- _STORED ROWS_
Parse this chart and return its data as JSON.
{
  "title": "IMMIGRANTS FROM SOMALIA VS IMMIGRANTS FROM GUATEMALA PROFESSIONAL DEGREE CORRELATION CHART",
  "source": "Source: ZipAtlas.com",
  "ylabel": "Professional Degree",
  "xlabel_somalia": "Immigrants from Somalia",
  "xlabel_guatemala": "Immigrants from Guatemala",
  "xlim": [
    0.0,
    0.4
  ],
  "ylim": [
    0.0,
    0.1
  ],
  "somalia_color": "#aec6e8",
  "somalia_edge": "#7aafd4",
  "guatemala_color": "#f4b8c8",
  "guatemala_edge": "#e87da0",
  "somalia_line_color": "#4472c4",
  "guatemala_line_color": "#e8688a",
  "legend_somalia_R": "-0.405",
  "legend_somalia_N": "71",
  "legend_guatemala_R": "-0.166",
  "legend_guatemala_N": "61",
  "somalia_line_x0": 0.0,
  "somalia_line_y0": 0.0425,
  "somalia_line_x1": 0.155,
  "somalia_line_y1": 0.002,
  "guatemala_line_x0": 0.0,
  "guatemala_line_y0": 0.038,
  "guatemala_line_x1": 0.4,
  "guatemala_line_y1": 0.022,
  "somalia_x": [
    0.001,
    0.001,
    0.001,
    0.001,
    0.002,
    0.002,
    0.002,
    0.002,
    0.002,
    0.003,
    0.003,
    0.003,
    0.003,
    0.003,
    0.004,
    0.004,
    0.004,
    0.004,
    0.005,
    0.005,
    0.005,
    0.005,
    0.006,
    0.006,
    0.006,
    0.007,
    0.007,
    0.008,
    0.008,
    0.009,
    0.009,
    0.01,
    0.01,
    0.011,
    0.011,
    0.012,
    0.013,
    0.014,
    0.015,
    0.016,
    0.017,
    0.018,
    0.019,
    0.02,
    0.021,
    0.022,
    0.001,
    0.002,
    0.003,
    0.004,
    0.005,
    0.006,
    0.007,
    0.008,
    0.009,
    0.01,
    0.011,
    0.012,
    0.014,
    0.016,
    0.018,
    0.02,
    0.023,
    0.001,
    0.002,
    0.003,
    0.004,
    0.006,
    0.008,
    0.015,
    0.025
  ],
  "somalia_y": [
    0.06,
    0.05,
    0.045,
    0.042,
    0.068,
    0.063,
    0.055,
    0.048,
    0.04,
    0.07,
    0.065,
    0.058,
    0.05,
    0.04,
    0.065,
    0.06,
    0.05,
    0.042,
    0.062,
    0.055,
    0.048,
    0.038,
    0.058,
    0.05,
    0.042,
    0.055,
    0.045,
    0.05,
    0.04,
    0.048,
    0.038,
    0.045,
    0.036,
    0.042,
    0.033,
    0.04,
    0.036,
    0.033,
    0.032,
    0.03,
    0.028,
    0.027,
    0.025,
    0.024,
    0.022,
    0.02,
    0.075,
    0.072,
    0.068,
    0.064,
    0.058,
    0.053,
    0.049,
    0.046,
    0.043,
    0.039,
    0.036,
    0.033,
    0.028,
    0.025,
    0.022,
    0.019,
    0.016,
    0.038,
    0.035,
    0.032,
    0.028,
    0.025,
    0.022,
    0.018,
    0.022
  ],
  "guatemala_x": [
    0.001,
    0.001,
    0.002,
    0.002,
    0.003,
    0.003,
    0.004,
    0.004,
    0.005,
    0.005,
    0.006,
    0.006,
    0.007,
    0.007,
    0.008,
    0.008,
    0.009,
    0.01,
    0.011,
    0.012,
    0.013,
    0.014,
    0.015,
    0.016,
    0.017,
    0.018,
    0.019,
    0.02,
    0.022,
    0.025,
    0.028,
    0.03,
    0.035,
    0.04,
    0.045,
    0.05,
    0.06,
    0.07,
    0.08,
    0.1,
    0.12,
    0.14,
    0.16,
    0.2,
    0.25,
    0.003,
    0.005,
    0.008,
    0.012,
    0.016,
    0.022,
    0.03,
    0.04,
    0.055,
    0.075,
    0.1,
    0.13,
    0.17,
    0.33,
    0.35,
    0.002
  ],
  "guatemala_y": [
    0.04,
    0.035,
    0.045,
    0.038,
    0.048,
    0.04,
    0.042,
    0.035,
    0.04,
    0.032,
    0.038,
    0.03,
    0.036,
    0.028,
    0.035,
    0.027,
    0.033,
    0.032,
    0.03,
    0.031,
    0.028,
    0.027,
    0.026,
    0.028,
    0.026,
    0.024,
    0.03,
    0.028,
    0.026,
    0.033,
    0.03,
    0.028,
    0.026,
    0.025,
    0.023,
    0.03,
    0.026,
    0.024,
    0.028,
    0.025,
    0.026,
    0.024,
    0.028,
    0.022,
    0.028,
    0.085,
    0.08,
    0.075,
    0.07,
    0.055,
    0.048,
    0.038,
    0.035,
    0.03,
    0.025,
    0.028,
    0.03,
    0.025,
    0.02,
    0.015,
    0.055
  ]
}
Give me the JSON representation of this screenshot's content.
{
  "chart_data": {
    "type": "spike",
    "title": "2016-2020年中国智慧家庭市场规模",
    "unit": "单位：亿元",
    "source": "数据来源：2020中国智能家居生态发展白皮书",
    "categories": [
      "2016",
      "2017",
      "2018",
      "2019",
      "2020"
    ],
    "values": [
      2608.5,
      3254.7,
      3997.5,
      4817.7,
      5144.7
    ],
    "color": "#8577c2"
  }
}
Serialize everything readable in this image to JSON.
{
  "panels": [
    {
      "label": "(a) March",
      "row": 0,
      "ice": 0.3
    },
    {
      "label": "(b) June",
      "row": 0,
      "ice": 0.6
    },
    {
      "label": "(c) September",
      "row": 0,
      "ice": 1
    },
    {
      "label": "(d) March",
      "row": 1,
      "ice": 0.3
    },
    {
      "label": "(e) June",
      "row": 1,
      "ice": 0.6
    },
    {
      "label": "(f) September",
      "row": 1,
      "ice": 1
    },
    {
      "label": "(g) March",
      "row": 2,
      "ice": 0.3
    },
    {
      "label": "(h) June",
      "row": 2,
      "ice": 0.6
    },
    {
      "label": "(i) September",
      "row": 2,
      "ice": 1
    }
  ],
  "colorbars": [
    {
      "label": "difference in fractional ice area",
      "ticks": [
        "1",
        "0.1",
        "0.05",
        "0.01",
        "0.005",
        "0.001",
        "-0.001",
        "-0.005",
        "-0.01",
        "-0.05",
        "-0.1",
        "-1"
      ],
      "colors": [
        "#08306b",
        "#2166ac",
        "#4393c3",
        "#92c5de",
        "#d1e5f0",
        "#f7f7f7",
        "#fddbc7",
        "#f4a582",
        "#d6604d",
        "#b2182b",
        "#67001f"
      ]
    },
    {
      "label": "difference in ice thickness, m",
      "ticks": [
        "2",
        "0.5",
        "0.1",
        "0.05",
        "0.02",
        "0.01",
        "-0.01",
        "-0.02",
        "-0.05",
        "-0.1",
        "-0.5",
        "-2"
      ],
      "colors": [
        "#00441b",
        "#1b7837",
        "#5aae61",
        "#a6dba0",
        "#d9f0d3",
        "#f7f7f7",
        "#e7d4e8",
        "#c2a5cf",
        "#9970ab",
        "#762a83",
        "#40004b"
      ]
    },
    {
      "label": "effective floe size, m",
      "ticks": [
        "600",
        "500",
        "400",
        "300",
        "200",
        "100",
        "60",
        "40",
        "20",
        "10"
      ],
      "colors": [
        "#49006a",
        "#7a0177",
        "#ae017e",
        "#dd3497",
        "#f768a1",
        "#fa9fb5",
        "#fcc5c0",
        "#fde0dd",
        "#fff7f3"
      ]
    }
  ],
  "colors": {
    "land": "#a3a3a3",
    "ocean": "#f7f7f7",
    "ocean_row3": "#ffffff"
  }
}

- _TASK DESCRIPTION_
Return the lines of the records that include the string "title".

- _RESULT OF THE TASK_
  "title": "IMMIGRANTS FROM SOMALIA VS IMMIGRANTS FROM GUATEMALA PROFESSIONAL DEGREE CORRELATION CHART",
    "title": "2016-2020年中国智慧家庭市场规模",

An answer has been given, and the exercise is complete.